[Given exercise] Omit all images, then return the remaining material exactly as it stands.
= = = =
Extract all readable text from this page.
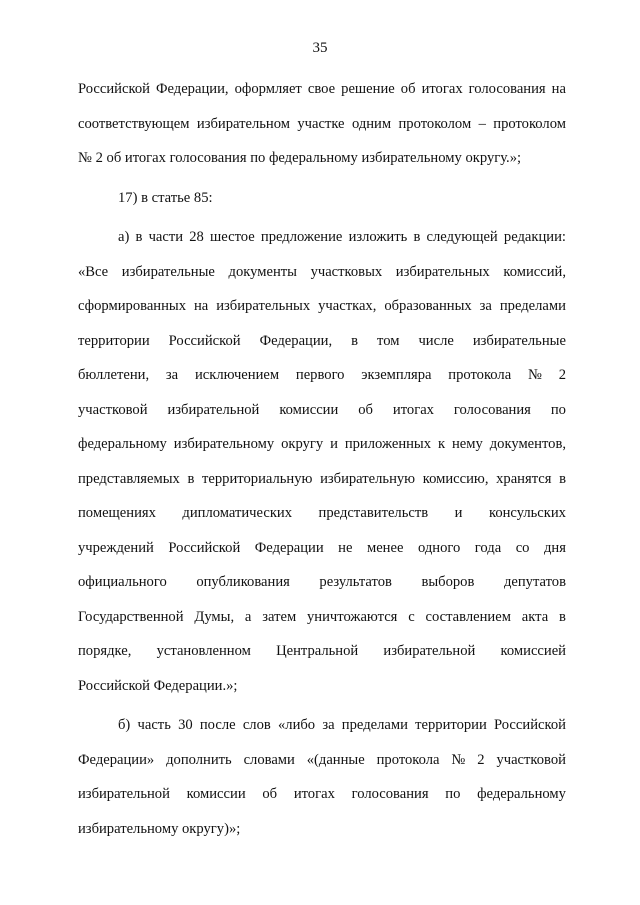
35
Российской Федерации, оформляет свое решение об итогах голосования на
соответствующем избирательном участке одним протоколом – протоколом
№ 2 об итогах голосования по федеральному избирательному округу.»;
17) в статье 85:
а) в части 28 шестое предложение изложить в следующей редакции:
«Все избирательные документы участковых избирательных комиссий,
сформированных на избирательных участках, образованных за пределами
территории Российской Федерации, в том числе избирательные
бюллетени, за исключением первого экземпляра протокола № 2
участковой избирательной комиссии об итогах голосования по
федеральному избирательному округу и приложенных к нему документов,
представляемых в территориальную избирательную комиссию, хранятся в
помещениях дипломатических представительств и консульских
учреждений Российской Федерации не менее одного года со дня
официального опубликования результатов выборов депутатов
Государственной Думы, а затем уничтожаются с составлением акта в
порядке, установленном Центральной избирательной комиссией
Российской Федерации.»;
б) часть 30 после слов «либо за пределами территории Российской
Федерации» дополнить словами «(данные протокола № 2 участковой
избирательной комиссии об итогах голосования по федеральному
избирательному округу)»;
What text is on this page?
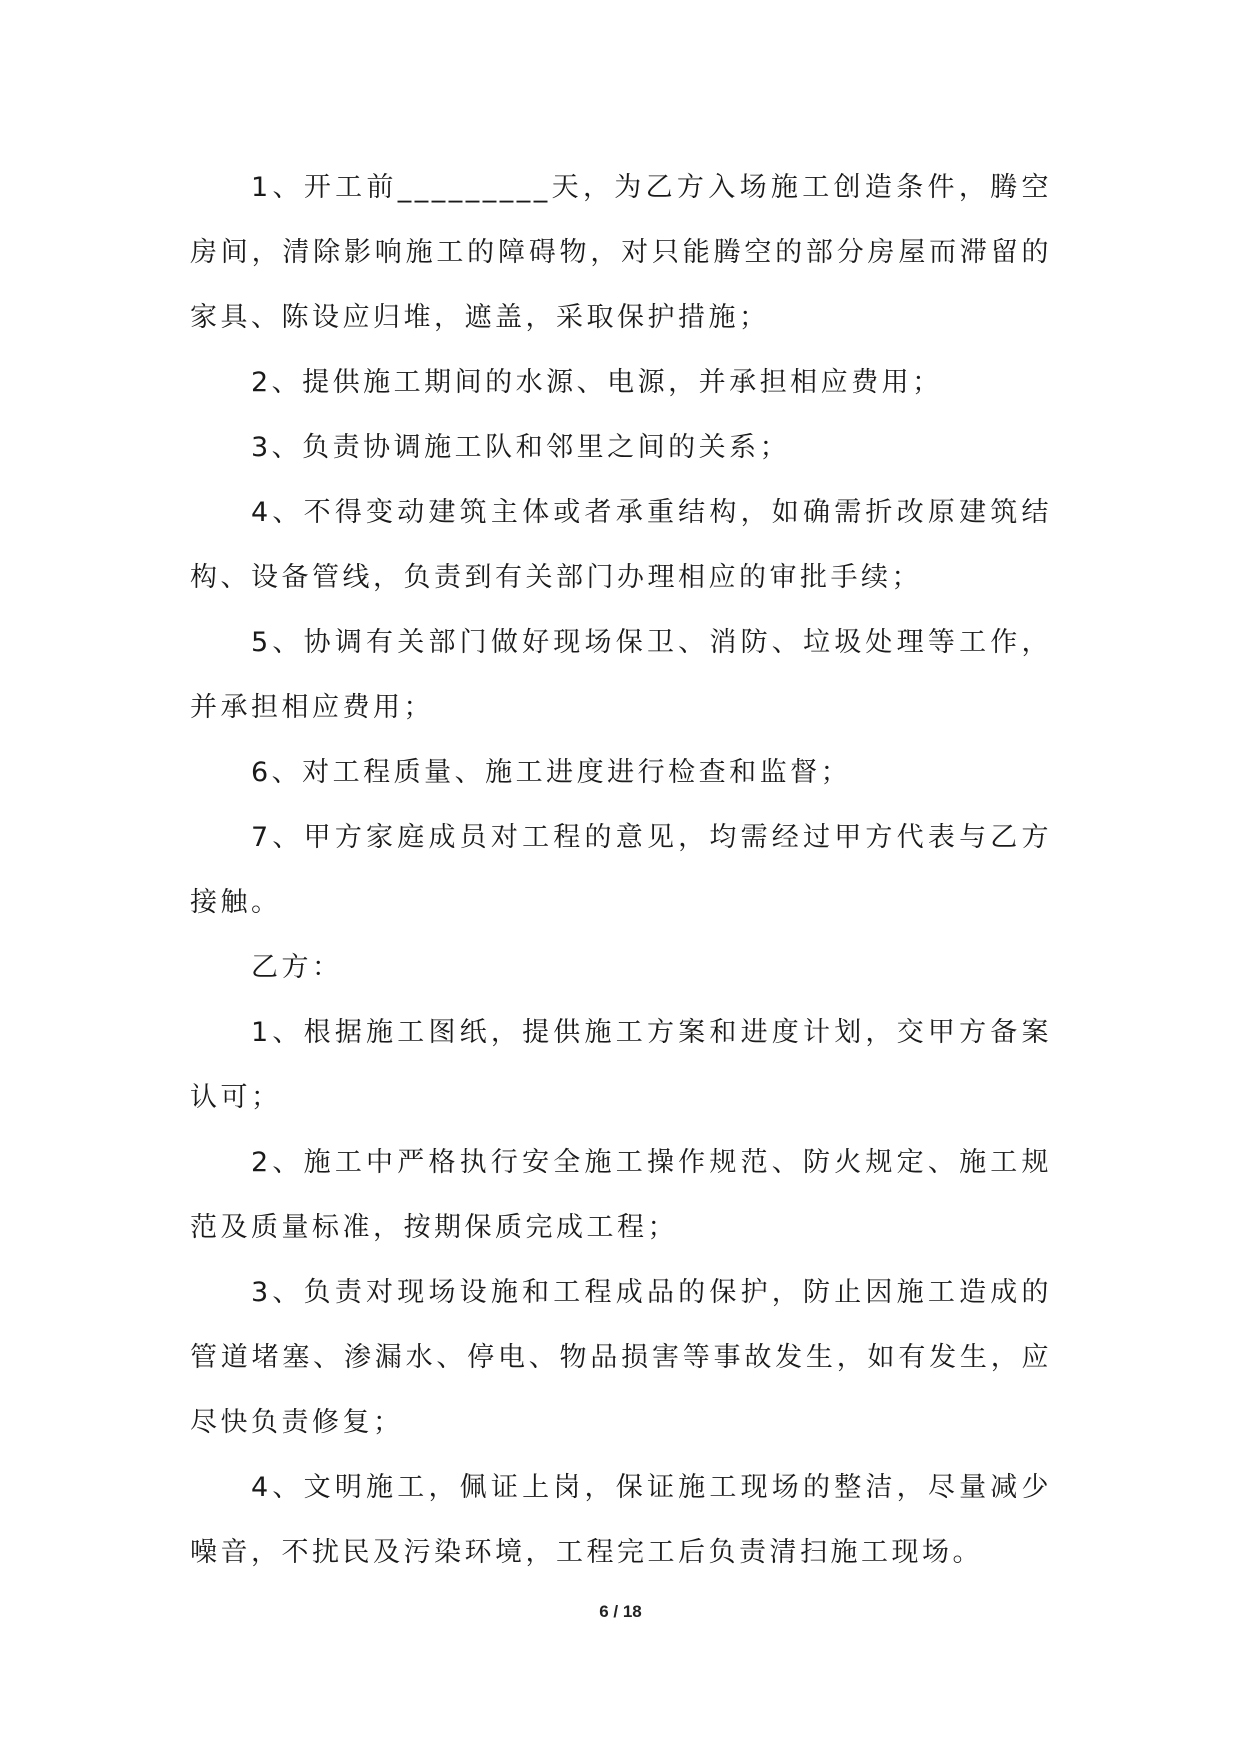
1、开工前_________天，为乙方入场施工创造条件，腾空房间，清除影响施工的障碍物，对只能腾空的部分房屋而滞留的家具、陈设应归堆，遮盖，采取保护措施；

2、提供施工期间的水源、电源，并承担相应费用；

3、负责协调施工队和邻里之间的关系；

4、不得变动建筑主体或者承重结构，如确需折改原建筑结构、设备管线，负责到有关部门办理相应的审批手续；

5、协调有关部门做好现场保卫、消防、垃圾处理等工作，并承担相应费用；

6、对工程质量、施工进度进行检查和监督；

7、甲方家庭成员对工程的意见，均需经过甲方代表与乙方接触。

乙方：

1、根据施工图纸，提供施工方案和进度计划，交甲方备案认可；

2、施工中严格执行安全施工操作规范、防火规定、施工规范及质量标准，按期保质完成工程；

3、负责对现场设施和工程成品的保护，防止因施工造成的管道堵塞、渗漏水、停电、物品损害等事故发生，如有发生，应尽快负责修复；

4、文明施工，佩证上岗，保证施工现场的整洁，尽量减少噪音，不扰民及污染环境，工程完工后负责清扫施工现场。

6 / 18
= = = =
[Result for this task]
Extract all readable text from this page.
35
Российской Федерации, оформляет свое решение об итогах голосования на
соответствующем избирательном участке одним протоколом – протоколом
№ 2 об итогах голосования по федеральному избирательному округу.»;
17) в статье 85:
а) в части 28 шестое предложение изложить в следующей редакции:
«Все избирательные документы участковых избирательных комиссий,
сформированных на избирательных участках, образованных за пределами
территории Российской Федерации, в том числе избирательные
бюллетени, за исключением первого экземпляра протокола № 2
участковой избирательной комиссии об итогах голосования по
федеральному избирательному округу и приложенных к нему документов,
представляемых в территориальную избирательную комиссию, хранятся в
помещениях дипломатических представительств и консульских
учреждений Российской Федерации не менее одного года со дня
официального опубликования результатов выборов депутатов
Государственной Думы, а затем уничтожаются с составлением акта в
порядке, установленном Центральной избирательной комиссией
Российской Федерации.»;
б) часть 30 после слов «либо за пределами территории Российской
Федерации» дополнить словами «(данные протокола № 2 участковой
избирательной комиссии об итогах голосования по федеральному
избирательному округу)»;
What text is on this page?
1、开工前_________天，为乙方入场施工创造条件，腾空房间，清除影响施工的障碍物，对只能腾空的部分房屋而滞留的家具、陈设应归堆，遮盖，采取保护措施；

2、提供施工期间的水源、电源，并承担相应费用；

3、负责协调施工队和邻里之间的关系；

4、不得变动建筑主体或者承重结构，如确需折改原建筑结构、设备管线，负责到有关部门办理相应的审批手续；

5、协调有关部门做好现场保卫、消防、垃圾处理等工作，并承担相应费用；

6、对工程质量、施工进度进行检查和监督；

7、甲方家庭成员对工程的意见，均需经过甲方代表与乙方接触。

乙方：

1、根据施工图纸，提供施工方案和进度计划，交甲方备案认可；

2、施工中严格执行安全施工操作规范、防火规定、施工规范及质量标准，按期保质完成工程；

3、负责对现场设施和工程成品的保护，防止因施工造成的管道堵塞、渗漏水、停电、物品损害等事故发生，如有发生，应尽快负责修复；

4、文明施工，佩证上岗，保证施工现场的整洁，尽量减少噪音，不扰民及污染环境，工程完工后负责清扫施工现场。

6 / 18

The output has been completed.